__WHAT YOU SHOULD DO__:
Leave out the pictures and copy everything else below exactly.

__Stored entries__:
## BEGIN

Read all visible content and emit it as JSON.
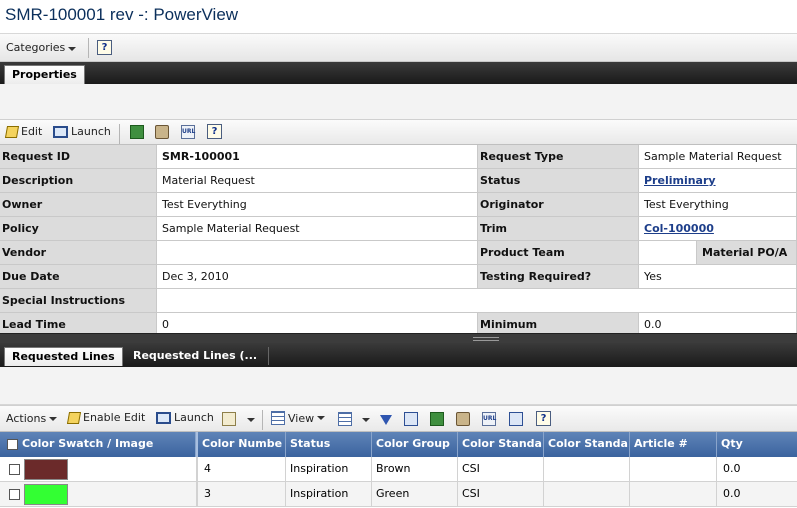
{
  "window": {
    "title": "SMR-100001 rev -: PowerView"
  },
  "categories": {
    "label": "Categories",
    "help": "?"
  },
  "top_tabs": [
    {
      "label": "Properties",
      "active": true
    }
  ],
  "prop_toolbar": {
    "edit": "Edit",
    "launch": "Launch",
    "help": "?"
  },
  "properties": {
    "request_id": {
      "label": "Request ID",
      "value": "SMR-100001"
    },
    "request_type": {
      "label": "Request Type",
      "value": "Sample Material Request"
    },
    "description": {
      "label": "Description",
      "value": "Material Request"
    },
    "status": {
      "label": "Status",
      "value": "Preliminary"
    },
    "owner": {
      "label": "Owner",
      "value": "Test Everything"
    },
    "originator": {
      "label": "Originator",
      "value": "Test Everything"
    },
    "policy": {
      "label": "Policy",
      "value": "Sample Material Request"
    },
    "trim": {
      "label": "Trim",
      "value": "Col-100000"
    },
    "vendor": {
      "label": "Vendor",
      "value": ""
    },
    "product_team": {
      "label": "Product Team",
      "value": ""
    },
    "material_po": {
      "label": "Material PO/A"
    },
    "due_date": {
      "label": "Due Date",
      "value": "Dec 3, 2010"
    },
    "testing_required": {
      "label": "Testing Required?",
      "value": "Yes"
    },
    "special_instructions": {
      "label": "Special Instructions",
      "value": ""
    },
    "lead_time": {
      "label": "Lead Time",
      "value": "0"
    },
    "minimum": {
      "label": "Minimum",
      "value": "0.0"
    }
  },
  "bottom_tabs": [
    {
      "label": "Requested Lines",
      "active": true
    },
    {
      "label": "Requested Lines (...",
      "active": false
    }
  ],
  "lines_toolbar": {
    "actions": "Actions",
    "enable_edit": "Enable Edit",
    "launch": "Launch",
    "view": "View",
    "help": "?"
  },
  "lines_grid": {
    "columns": [
      "Color Swatch / Image",
      "Color Numbe",
      "Status",
      "Color Group",
      "Color Standa",
      "Color Standa",
      "Article #",
      "Qty"
    ],
    "rows": [
      {
        "swatch_color": "#6b2a2a",
        "color_number": "4",
        "status": "Inspiration",
        "color_group": "Brown",
        "color_standard": "CSI",
        "color_standard2": "",
        "article": "",
        "qty": "0.0"
      },
      {
        "swatch_color": "#33ff33",
        "color_number": "3",
        "status": "Inspiration",
        "color_group": "Green",
        "color_standard": "CSI",
        "color_standard2": "",
        "article": "",
        "qty": "0.0"
      }
    ]
  }
}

## END

__RESULT__:
Read all visible content and emit it as JSON.
{
  "window": {
    "title": "SMR-100001 rev -: PowerView"
  },
  "categories": {
    "label": "Categories",
    "help": "?"
  },
  "top_tabs": [
    {
      "label": "Properties",
      "active": true
    }
  ],
  "prop_toolbar": {
    "edit": "Edit",
    "launch": "Launch",
    "help": "?"
  },
  "properties": {
    "request_id": {
      "label": "Request ID",
      "value": "SMR-100001"
    },
    "request_type": {
      "label": "Request Type",
      "value": "Sample Material Request"
    },
    "description": {
      "label": "Description",
      "value": "Material Request"
    },
    "status": {
      "label": "Status",
      "value": "Preliminary"
    },
    "owner": {
      "label": "Owner",
      "value": "Test Everything"
    },
    "originator": {
      "label": "Originator",
      "value": "Test Everything"
    },
    "policy": {
      "label": "Policy",
      "value": "Sample Material Request"
    },
    "trim": {
      "label": "Trim",
      "value": "Col-100000"
    },
    "vendor": {
      "label": "Vendor",
      "value": ""
    },
    "product_team": {
      "label": "Product Team",
      "value": ""
    },
    "material_po": {
      "label": "Material PO/A"
    },
    "due_date": {
      "label": "Due Date",
      "value": "Dec 3, 2010"
    },
    "testing_required": {
      "label": "Testing Required?",
      "value": "Yes"
    },
    "special_instructions": {
      "label": "Special Instructions",
      "value": ""
    },
    "lead_time": {
      "label": "Lead Time",
      "value": "0"
    },
    "minimum": {
      "label": "Minimum",
      "value": "0.0"
    }
  },
  "bottom_tabs": [
    {
      "label": "Requested Lines",
      "active": true
    },
    {
      "label": "Requested Lines (...",
      "active": false
    }
  ],
  "lines_toolbar": {
    "actions": "Actions",
    "enable_edit": "Enable Edit",
    "launch": "Launch",
    "view": "View",
    "help": "?"
  },
  "lines_grid": {
    "columns": [
      "Color Swatch / Image",
      "Color Numbe",
      "Status",
      "Color Group",
      "Color Standa",
      "Color Standa",
      "Article #",
      "Qty"
    ],
    "rows": [
      {
        "swatch_color": "#6b2a2a",
        "color_number": "4",
        "status": "Inspiration",
        "color_group": "Brown",
        "color_standard": "CSI",
        "color_standard2": "",
        "article": "",
        "qty": "0.0"
      },
      {
        "swatch_color": "#33ff33",
        "color_number": "3",
        "status": "Inspiration",
        "color_group": "Green",
        "color_standard": "CSI",
        "color_standard2": "",
        "article": "",
        "qty": "0.0"
      }
    ]
  }
}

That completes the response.